** Written exercise **
Find every line of the listing below where "food" appears, and copy it.

[Data listing]
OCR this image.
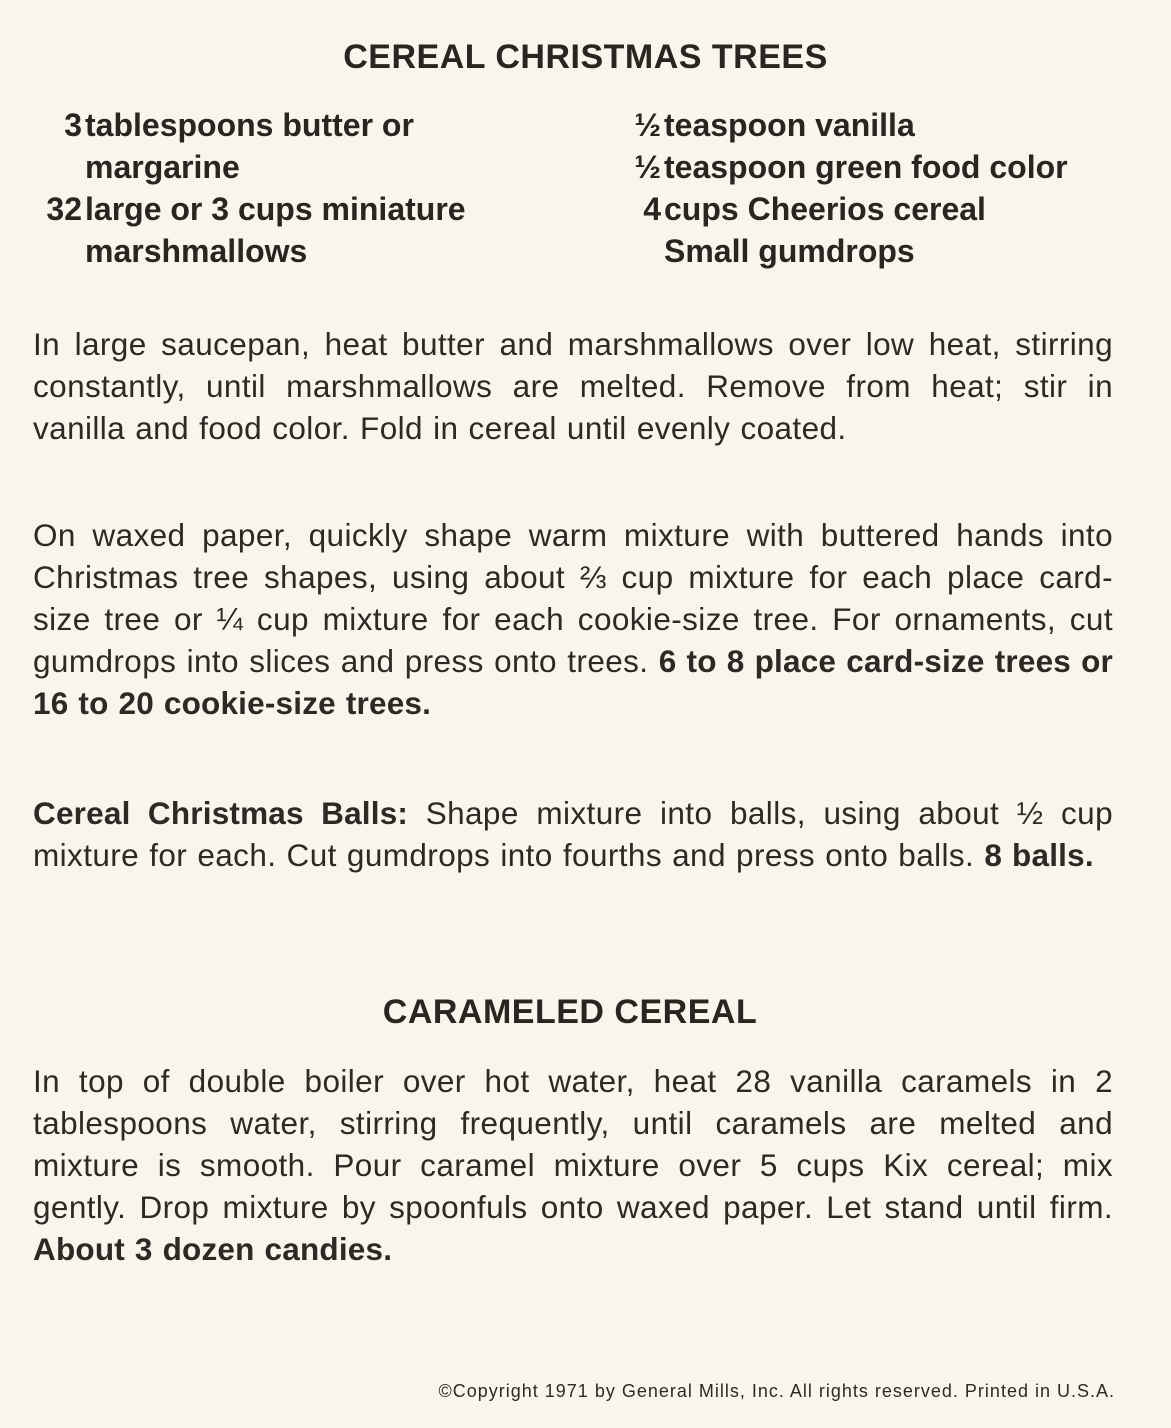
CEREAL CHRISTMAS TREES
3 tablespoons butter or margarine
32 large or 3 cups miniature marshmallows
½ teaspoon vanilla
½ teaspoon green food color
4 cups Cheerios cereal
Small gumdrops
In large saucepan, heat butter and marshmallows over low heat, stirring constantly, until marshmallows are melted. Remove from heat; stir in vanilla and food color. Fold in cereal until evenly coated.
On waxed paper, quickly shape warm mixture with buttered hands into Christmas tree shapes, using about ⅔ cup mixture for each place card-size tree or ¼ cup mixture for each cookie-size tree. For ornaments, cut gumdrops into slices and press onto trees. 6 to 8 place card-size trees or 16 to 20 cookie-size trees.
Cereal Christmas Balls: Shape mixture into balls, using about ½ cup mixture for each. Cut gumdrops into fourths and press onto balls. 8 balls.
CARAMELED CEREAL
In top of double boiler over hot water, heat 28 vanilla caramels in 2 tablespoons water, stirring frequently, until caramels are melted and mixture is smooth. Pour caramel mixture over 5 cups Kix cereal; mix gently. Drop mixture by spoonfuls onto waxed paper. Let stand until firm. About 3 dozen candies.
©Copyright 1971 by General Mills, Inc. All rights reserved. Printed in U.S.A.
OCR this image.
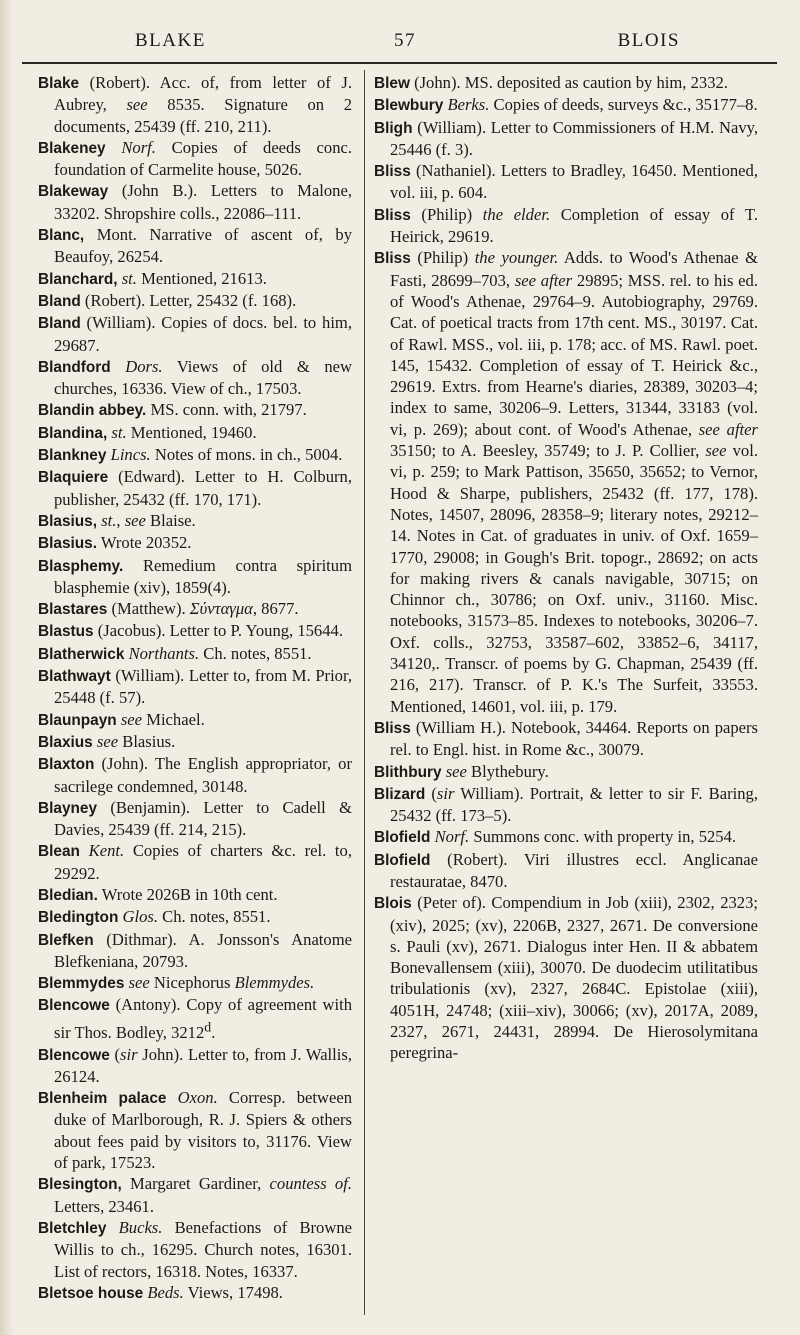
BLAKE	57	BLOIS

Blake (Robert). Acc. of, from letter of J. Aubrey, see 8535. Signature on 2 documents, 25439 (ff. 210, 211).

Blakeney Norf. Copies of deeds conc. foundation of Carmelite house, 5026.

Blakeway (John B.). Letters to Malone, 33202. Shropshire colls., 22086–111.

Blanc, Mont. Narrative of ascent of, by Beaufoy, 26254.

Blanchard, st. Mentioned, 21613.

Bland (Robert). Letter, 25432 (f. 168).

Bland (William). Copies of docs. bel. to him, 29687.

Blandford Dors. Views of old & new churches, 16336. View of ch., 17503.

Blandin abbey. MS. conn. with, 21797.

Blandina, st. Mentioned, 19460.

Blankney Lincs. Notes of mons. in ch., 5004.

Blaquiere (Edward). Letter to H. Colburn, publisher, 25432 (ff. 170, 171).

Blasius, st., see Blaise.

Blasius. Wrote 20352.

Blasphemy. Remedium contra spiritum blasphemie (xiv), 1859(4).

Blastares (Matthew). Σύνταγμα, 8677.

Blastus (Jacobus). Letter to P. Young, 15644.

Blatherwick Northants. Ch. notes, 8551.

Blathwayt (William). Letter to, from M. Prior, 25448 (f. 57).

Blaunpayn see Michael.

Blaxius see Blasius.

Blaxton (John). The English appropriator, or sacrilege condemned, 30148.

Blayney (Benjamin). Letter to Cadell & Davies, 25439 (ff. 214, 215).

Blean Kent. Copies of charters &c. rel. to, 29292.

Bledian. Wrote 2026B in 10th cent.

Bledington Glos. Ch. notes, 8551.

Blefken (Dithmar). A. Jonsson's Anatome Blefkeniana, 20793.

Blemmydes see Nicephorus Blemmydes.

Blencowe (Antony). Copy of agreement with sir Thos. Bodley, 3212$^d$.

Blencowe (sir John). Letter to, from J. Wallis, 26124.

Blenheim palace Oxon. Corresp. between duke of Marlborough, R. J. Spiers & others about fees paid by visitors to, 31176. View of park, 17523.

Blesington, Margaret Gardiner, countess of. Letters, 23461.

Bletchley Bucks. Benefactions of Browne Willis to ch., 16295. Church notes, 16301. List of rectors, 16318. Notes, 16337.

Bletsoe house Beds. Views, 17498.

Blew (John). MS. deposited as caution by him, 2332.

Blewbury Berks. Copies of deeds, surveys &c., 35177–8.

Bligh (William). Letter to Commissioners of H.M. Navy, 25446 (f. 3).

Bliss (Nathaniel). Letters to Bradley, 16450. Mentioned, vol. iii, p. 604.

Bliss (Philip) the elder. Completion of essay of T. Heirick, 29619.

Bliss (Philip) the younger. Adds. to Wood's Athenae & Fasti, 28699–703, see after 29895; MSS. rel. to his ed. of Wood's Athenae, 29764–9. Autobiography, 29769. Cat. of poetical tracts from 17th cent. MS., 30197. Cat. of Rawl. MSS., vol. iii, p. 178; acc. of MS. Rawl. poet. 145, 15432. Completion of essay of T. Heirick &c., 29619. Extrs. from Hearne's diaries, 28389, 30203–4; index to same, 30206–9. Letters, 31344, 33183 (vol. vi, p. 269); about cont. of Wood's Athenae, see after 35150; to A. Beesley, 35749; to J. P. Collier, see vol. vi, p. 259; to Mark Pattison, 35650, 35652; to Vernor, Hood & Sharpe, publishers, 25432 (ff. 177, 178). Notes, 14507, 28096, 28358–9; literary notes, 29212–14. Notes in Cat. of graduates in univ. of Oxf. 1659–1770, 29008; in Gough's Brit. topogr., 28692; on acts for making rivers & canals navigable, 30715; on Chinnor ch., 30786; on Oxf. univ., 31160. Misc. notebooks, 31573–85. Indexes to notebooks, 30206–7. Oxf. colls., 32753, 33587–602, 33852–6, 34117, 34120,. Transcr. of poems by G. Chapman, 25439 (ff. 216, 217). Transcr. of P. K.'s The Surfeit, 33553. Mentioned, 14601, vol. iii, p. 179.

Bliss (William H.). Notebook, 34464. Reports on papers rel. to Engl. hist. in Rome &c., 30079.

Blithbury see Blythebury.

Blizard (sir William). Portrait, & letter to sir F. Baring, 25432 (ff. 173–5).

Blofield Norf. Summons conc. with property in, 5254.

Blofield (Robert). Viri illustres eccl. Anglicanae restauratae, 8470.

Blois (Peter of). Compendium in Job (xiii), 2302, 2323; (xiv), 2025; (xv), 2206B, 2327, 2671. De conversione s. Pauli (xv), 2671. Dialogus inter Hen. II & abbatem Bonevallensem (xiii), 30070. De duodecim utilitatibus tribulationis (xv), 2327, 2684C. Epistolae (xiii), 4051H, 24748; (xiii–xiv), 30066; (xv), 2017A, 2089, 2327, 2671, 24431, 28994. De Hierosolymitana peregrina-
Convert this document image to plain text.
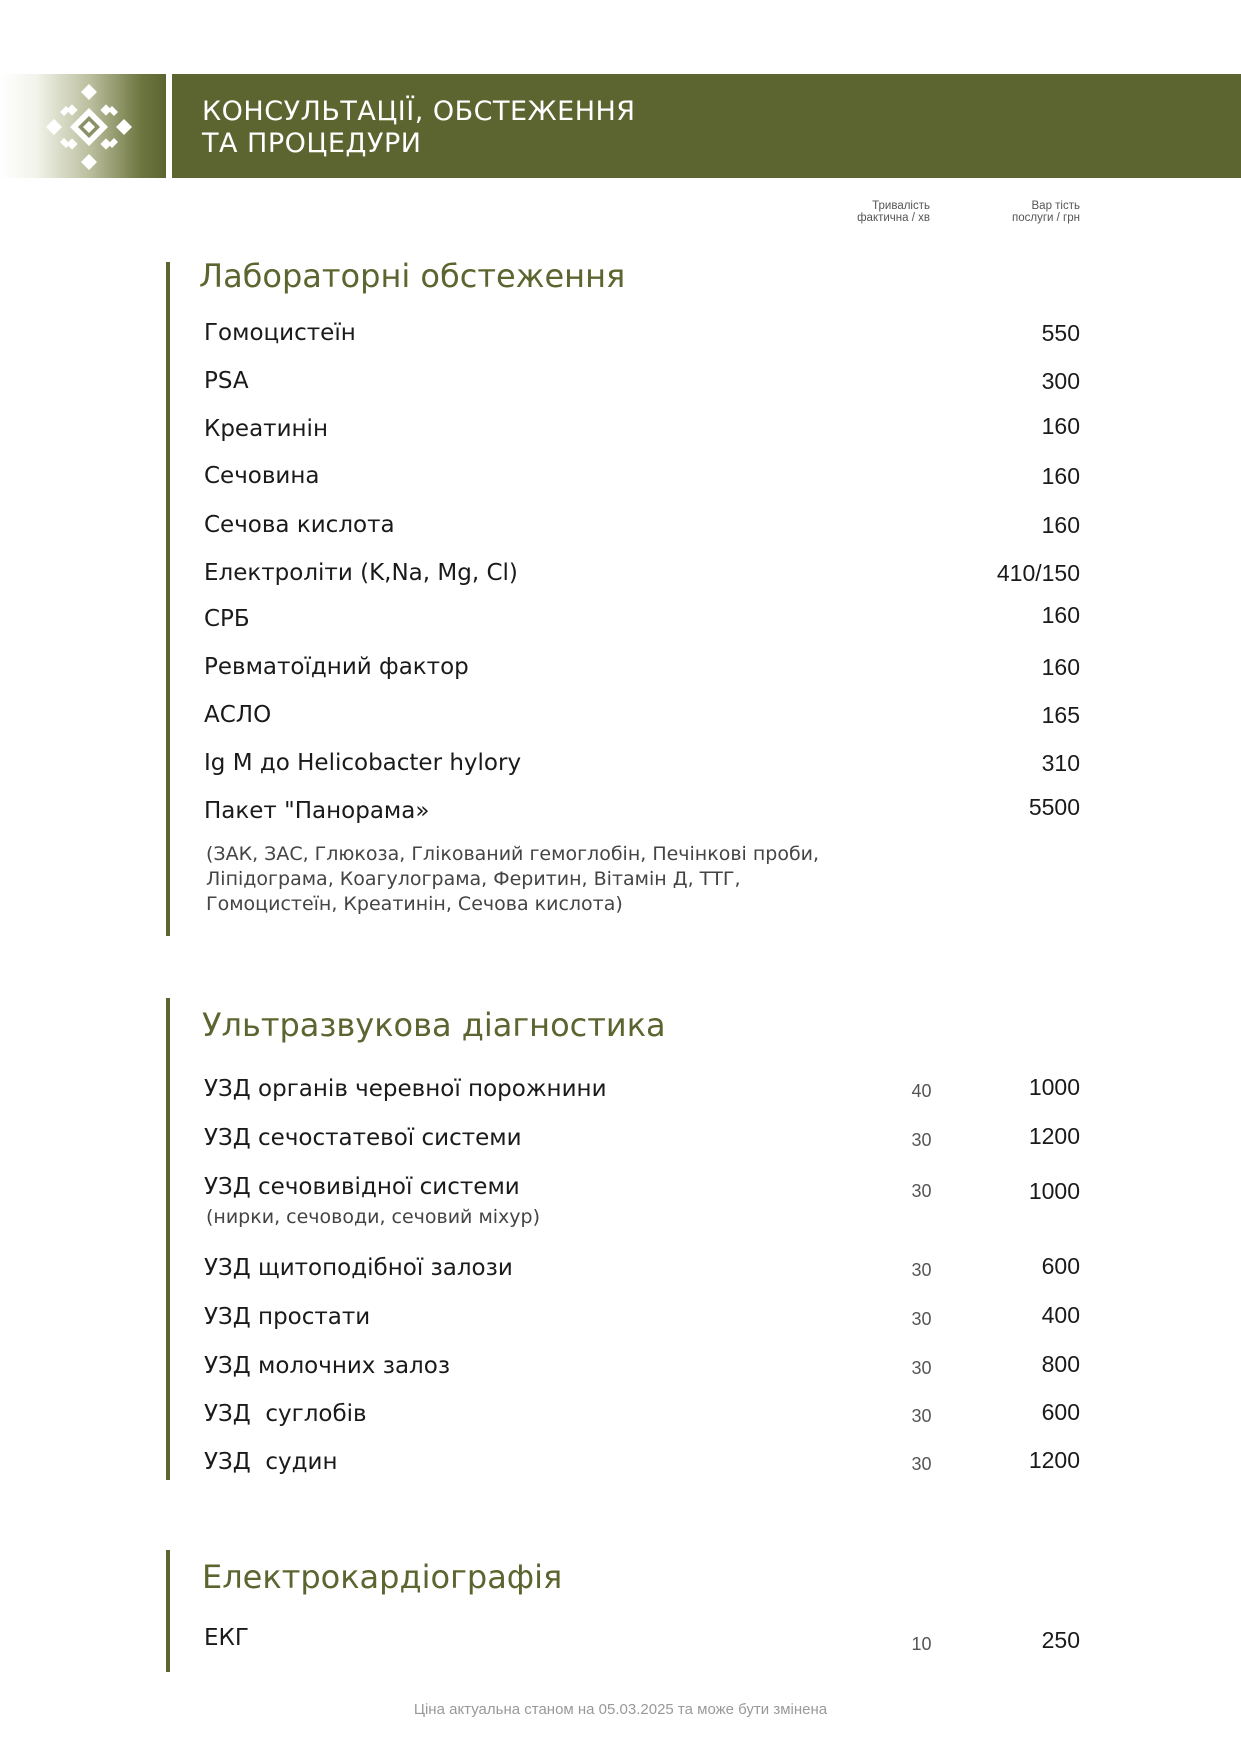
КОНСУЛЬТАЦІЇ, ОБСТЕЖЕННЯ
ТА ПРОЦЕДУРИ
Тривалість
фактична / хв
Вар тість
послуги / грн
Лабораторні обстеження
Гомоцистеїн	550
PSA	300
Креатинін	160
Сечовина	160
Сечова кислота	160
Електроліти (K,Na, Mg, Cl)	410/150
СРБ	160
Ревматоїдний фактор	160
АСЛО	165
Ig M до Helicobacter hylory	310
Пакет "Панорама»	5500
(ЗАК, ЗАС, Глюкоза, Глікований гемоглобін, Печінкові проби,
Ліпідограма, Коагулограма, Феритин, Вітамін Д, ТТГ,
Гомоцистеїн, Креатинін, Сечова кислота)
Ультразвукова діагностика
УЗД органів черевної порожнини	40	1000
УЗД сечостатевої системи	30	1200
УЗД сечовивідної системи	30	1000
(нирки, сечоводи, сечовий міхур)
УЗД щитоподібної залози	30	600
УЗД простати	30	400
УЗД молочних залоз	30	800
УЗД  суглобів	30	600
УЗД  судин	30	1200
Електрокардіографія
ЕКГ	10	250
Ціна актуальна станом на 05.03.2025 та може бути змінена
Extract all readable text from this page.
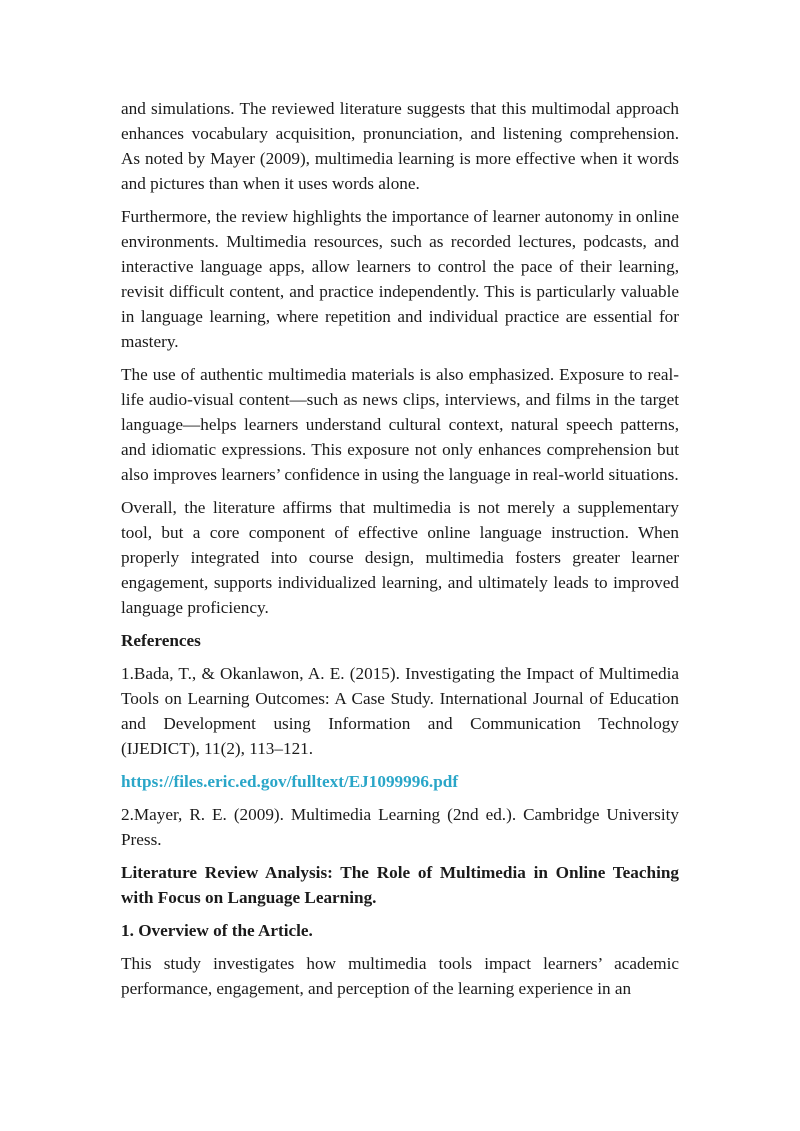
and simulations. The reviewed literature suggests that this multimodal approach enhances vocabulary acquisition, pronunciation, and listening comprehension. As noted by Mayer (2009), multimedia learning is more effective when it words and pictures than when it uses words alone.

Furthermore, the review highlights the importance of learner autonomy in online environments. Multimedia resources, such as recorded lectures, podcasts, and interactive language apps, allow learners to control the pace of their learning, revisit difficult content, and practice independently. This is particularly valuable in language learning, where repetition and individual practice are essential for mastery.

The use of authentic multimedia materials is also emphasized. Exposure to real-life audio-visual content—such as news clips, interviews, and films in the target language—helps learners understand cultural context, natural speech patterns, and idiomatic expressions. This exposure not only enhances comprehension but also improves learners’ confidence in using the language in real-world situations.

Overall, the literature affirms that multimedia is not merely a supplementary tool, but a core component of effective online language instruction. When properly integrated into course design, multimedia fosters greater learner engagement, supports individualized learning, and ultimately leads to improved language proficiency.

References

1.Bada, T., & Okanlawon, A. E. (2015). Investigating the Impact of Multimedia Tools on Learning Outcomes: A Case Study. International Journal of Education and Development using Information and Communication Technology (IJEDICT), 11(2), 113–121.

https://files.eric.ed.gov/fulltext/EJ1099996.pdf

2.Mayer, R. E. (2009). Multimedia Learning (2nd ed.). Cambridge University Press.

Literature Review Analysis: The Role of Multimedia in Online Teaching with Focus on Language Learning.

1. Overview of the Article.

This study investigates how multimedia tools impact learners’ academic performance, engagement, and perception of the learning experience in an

** Output **
½ teaspoon green food color
In large saucepan, heat butter and marshmallows over low heat, stirring constantly, until marshmallows are melted. Remove from heat; stir in vanilla and food color. Fold in cereal until evenly coated.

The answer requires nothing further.